*BRIEF*.
Print the complete set of entries exactly.

*MATERIAL FOR THIS TASK*.

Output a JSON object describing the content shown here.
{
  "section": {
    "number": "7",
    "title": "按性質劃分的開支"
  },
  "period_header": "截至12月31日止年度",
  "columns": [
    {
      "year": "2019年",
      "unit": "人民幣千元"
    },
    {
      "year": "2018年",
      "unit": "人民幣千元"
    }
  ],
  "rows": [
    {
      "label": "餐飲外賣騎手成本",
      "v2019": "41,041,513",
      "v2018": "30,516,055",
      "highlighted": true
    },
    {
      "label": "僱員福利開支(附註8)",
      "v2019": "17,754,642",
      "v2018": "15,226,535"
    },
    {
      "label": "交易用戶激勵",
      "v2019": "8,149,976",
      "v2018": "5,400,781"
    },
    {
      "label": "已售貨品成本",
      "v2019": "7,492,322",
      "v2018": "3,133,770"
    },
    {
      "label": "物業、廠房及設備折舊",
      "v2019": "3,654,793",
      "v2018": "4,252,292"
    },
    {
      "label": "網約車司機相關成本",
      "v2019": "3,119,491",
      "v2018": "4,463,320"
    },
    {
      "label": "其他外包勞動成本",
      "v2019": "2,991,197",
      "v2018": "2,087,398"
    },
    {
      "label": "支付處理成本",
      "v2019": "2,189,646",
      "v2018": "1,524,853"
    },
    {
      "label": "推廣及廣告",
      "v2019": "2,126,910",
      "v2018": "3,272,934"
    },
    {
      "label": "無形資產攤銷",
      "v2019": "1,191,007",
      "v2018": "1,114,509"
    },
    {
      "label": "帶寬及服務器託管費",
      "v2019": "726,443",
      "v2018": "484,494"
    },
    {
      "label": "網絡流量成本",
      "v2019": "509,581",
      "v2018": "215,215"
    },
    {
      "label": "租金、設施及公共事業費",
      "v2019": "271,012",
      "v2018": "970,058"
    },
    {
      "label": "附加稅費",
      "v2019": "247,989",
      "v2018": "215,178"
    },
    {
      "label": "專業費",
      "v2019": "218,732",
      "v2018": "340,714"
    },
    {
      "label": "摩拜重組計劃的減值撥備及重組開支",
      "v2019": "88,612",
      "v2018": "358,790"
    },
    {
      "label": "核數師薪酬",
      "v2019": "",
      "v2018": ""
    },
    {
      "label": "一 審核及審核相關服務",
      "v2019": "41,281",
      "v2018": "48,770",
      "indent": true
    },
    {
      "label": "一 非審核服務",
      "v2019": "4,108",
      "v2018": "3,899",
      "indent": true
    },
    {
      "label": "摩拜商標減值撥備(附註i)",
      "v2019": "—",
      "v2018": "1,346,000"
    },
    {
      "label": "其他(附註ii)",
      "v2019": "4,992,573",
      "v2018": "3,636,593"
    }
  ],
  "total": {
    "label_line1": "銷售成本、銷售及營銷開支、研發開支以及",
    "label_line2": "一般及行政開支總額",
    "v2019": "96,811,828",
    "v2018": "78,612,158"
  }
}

*SOLVED EXERCISE*.
Output a JSON object describing the content shown here.
{
  "section": {
    "number": "7",
    "title": "按性質劃分的開支"
  },
  "period_header": "截至12月31日止年度",
  "columns": [
    {
      "year": "2019年",
      "unit": "人民幣千元"
    },
    {
      "year": "2018年",
      "unit": "人民幣千元"
    }
  ],
  "rows": [
    {
      "label": "餐飲外賣騎手成本",
      "v2019": "41,041,513",
      "v2018": "30,516,055",
      "highlighted": true
    },
    {
      "label": "僱員福利開支(附註8)",
      "v2019": "17,754,642",
      "v2018": "15,226,535"
    },
    {
      "label": "交易用戶激勵",
      "v2019": "8,149,976",
      "v2018": "5,400,781"
    },
    {
      "label": "已售貨品成本",
      "v2019": "7,492,322",
      "v2018": "3,133,770"
    },
    {
      "label": "物業、廠房及設備折舊",
      "v2019": "3,654,793",
      "v2018": "4,252,292"
    },
    {
      "label": "網約車司機相關成本",
      "v2019": "3,119,491",
      "v2018": "4,463,320"
    },
    {
      "label": "其他外包勞動成本",
      "v2019": "2,991,197",
      "v2018": "2,087,398"
    },
    {
      "label": "支付處理成本",
      "v2019": "2,189,646",
      "v2018": "1,524,853"
    },
    {
      "label": "推廣及廣告",
      "v2019": "2,126,910",
      "v2018": "3,272,934"
    },
    {
      "label": "無形資產攤銷",
      "v2019": "1,191,007",
      "v2018": "1,114,509"
    },
    {
      "label": "帶寬及服務器託管費",
      "v2019": "726,443",
      "v2018": "484,494"
    },
    {
      "label": "網絡流量成本",
      "v2019": "509,581",
      "v2018": "215,215"
    },
    {
      "label": "租金、設施及公共事業費",
      "v2019": "271,012",
      "v2018": "970,058"
    },
    {
      "label": "附加稅費",
      "v2019": "247,989",
      "v2018": "215,178"
    },
    {
      "label": "專業費",
      "v2019": "218,732",
      "v2018": "340,714"
    },
    {
      "label": "摩拜重組計劃的減值撥備及重組開支",
      "v2019": "88,612",
      "v2018": "358,790"
    },
    {
      "label": "核數師薪酬",
      "v2019": "",
      "v2018": ""
    },
    {
      "label": "一 審核及審核相關服務",
      "v2019": "41,281",
      "v2018": "48,770",
      "indent": true
    },
    {
      "label": "一 非審核服務",
      "v2019": "4,108",
      "v2018": "3,899",
      "indent": true
    },
    {
      "label": "摩拜商標減值撥備(附註i)",
      "v2019": "—",
      "v2018": "1,346,000"
    },
    {
      "label": "其他(附註ii)",
      "v2019": "4,992,573",
      "v2018": "3,636,593"
    }
  ],
  "total": {
    "label_line1": "銷售成本、銷售及營銷開支、研發開支以及",
    "label_line2": "一般及行政開支總額",
    "v2019": "96,811,828",
    "v2018": "78,612,158"
  }
}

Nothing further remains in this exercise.